• EXERCISE INSTRUCTIONS: Copy, from the data below, each line that has the word "Belgium".

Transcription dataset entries
○ ○ ○

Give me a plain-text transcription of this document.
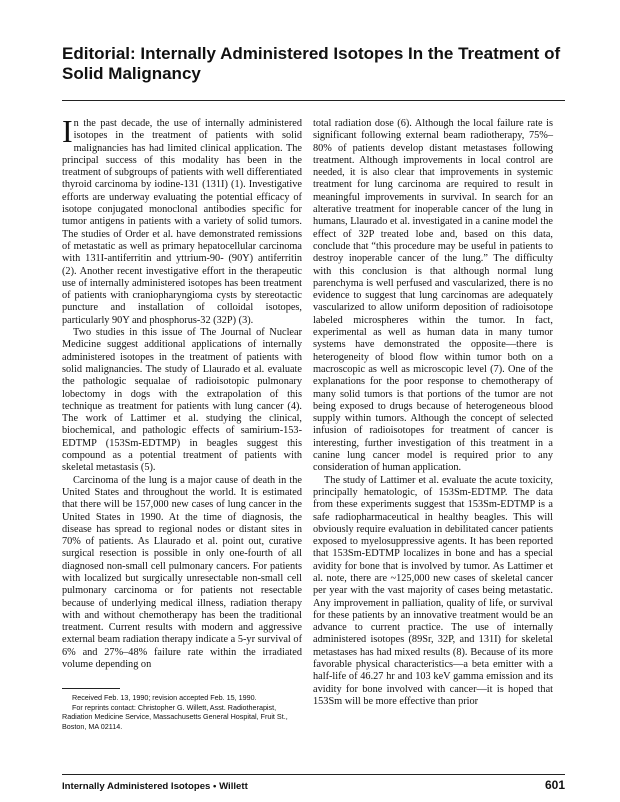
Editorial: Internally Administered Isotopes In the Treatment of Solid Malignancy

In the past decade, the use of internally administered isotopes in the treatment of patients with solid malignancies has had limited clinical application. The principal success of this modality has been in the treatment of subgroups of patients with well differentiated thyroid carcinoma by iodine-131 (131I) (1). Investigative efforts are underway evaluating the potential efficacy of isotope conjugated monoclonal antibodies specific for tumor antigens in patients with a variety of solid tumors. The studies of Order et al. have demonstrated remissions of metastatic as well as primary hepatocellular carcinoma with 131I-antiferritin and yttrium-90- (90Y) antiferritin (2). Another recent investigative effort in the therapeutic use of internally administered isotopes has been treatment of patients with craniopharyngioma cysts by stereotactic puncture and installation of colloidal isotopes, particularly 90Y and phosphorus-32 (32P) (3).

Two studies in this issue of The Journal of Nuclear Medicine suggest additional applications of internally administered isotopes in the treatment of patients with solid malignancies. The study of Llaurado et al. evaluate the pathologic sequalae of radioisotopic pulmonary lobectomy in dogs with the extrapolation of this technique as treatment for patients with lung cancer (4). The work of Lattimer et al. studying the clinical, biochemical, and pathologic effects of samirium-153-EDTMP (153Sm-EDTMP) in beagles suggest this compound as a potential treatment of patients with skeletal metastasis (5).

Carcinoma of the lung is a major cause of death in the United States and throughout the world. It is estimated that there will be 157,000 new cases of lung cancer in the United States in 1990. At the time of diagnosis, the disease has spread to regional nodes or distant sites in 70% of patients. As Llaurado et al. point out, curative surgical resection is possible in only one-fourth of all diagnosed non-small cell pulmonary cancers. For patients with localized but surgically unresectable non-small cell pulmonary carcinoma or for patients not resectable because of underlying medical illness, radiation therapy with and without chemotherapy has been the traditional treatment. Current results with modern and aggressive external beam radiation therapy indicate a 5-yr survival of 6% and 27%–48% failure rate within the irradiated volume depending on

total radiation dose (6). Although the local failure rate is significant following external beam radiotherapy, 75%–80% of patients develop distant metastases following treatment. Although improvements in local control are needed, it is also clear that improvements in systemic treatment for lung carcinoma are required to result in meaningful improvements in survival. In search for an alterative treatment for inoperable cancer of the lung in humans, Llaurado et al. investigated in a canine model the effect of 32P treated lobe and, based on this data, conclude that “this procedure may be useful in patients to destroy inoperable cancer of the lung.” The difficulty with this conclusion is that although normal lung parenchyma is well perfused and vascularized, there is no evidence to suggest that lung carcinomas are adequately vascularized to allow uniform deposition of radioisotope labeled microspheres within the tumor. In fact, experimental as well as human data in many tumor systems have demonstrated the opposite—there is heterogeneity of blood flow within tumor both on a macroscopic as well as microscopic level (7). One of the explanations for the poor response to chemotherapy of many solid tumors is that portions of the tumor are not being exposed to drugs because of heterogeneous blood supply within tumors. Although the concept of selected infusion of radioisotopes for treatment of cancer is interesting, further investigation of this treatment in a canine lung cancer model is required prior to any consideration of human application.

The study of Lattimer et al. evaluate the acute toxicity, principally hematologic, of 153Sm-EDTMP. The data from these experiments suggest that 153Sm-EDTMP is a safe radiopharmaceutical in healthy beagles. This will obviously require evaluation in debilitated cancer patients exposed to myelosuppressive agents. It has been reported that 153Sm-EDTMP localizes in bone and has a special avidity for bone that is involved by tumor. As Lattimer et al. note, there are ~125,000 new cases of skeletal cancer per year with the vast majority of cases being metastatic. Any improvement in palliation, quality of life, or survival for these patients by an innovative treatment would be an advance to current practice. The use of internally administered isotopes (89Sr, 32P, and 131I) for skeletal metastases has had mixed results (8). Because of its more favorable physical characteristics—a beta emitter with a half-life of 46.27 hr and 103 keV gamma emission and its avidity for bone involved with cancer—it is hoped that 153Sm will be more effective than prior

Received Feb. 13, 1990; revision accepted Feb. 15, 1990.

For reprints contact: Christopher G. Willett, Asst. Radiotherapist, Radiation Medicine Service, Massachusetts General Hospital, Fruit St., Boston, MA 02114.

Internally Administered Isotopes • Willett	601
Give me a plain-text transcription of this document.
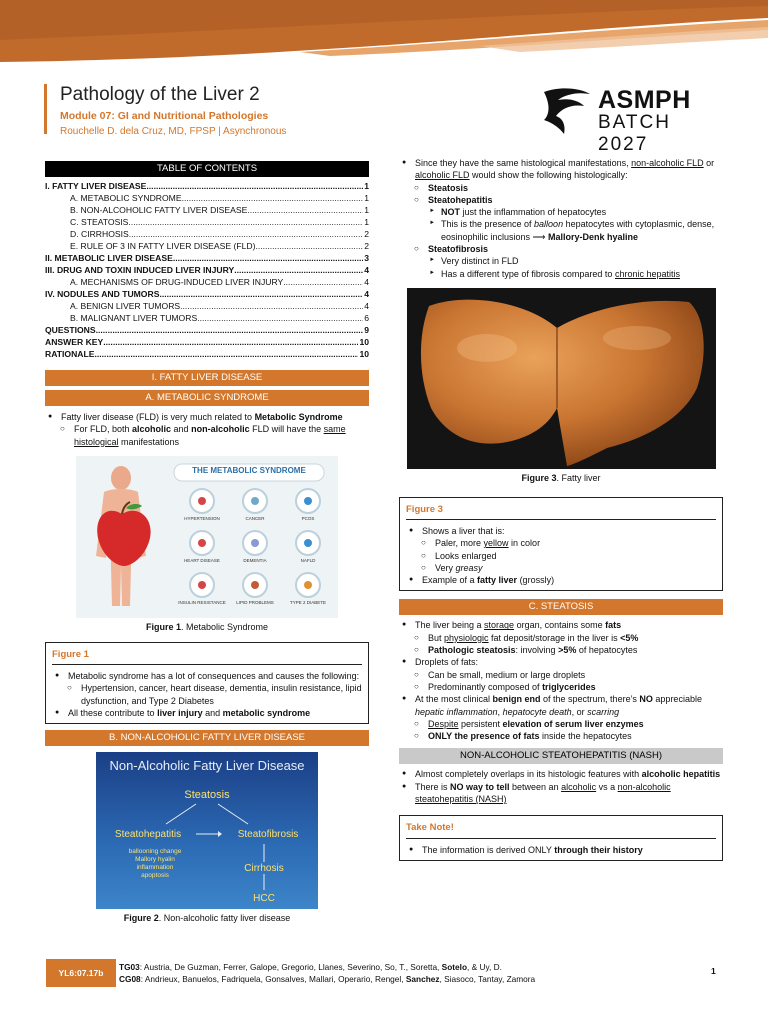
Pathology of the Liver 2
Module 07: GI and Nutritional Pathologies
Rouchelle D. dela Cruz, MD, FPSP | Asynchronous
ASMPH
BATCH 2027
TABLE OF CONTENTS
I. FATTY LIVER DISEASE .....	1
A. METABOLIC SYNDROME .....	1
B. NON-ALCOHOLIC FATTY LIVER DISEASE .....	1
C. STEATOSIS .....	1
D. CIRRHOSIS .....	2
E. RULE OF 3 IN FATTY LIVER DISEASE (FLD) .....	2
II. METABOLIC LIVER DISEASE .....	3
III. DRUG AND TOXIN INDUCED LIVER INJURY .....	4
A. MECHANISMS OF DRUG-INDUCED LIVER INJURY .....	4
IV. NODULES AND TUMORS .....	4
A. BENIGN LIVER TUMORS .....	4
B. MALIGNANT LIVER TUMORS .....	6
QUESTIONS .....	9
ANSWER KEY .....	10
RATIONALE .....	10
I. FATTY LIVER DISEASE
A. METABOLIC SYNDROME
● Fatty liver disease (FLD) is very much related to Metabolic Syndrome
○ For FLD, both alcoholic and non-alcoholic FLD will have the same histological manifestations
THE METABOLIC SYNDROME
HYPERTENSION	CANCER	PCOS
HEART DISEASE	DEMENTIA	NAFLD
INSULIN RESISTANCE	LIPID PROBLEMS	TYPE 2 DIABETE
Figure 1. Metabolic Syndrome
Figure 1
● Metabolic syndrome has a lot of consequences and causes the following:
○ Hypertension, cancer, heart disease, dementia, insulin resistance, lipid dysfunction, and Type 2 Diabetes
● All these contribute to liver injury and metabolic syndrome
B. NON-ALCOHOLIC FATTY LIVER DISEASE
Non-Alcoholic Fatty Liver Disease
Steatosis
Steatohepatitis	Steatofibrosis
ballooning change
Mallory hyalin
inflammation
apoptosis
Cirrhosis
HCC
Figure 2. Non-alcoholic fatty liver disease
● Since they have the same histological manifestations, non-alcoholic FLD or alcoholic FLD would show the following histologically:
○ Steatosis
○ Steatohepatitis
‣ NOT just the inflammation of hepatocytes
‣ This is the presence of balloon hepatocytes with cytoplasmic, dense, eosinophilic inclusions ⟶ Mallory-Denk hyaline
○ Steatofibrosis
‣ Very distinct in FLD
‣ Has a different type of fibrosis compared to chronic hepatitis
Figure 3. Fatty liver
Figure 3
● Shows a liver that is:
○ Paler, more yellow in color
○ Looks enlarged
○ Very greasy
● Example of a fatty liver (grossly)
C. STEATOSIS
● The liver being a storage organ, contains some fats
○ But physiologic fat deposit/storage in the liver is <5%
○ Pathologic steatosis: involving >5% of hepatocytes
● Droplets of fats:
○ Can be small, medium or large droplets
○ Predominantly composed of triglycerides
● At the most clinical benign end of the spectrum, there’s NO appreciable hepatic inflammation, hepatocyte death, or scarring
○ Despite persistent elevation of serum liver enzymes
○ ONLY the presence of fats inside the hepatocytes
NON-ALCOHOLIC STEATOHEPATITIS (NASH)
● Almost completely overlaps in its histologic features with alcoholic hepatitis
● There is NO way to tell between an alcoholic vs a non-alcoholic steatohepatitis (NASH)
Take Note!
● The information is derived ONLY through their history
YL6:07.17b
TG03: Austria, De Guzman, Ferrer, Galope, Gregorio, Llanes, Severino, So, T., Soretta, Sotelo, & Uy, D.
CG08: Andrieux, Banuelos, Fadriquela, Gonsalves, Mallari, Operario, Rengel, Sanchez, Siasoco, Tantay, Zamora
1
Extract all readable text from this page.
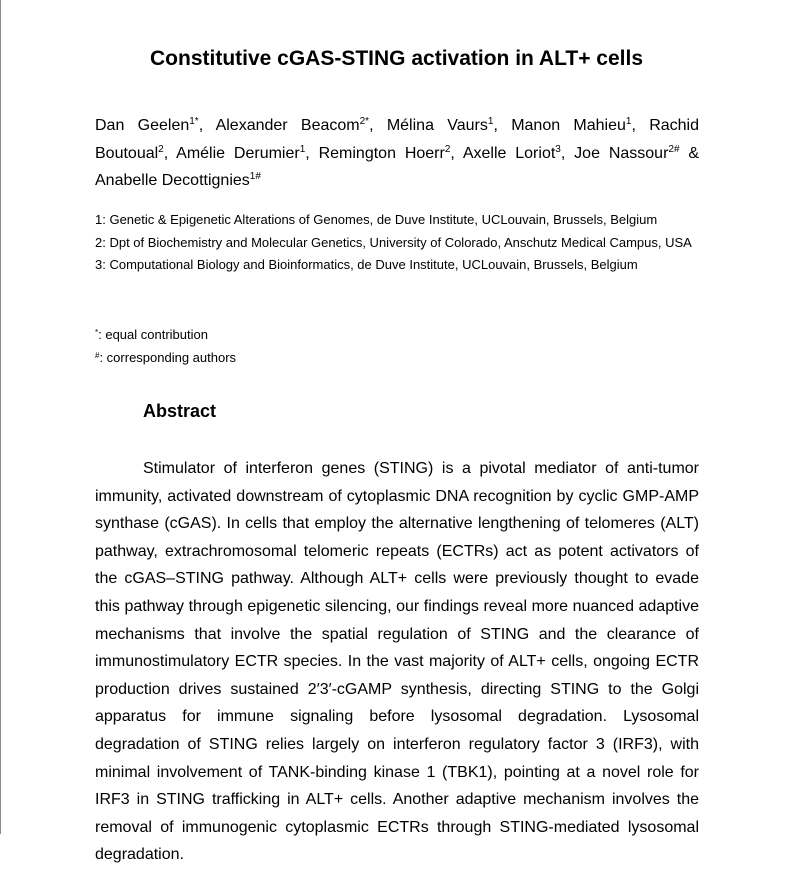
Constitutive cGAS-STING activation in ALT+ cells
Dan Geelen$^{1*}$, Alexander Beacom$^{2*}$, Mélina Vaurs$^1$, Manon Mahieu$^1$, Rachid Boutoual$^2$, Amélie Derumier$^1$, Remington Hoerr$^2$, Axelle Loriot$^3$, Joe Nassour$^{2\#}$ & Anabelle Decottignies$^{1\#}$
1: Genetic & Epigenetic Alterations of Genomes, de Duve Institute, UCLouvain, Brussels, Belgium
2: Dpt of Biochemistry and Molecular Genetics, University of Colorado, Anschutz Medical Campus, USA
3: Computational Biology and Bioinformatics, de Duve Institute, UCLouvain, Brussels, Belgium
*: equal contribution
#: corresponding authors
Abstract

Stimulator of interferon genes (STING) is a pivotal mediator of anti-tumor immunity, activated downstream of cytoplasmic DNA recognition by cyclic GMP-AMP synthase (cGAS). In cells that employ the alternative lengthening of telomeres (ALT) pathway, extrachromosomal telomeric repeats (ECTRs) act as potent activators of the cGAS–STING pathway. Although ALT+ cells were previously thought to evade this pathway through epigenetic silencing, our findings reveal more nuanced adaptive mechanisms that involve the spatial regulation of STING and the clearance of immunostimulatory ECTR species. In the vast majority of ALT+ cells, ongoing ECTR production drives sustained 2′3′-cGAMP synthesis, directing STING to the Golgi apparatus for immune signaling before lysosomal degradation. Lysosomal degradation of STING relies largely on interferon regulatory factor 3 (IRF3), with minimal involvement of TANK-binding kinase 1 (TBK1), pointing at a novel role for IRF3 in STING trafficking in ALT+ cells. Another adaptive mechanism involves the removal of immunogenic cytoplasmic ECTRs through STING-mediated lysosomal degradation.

○ ○ ○

• SOLUTION BELOW:
1: Genetic & Epigenetic Alterations of Genomes, de Duve Institute, UCLouvain, Brussels, Belgium
3: Computational Biology and Bioinformatics, de Duve Institute, UCLouvain, Brussels, Belgium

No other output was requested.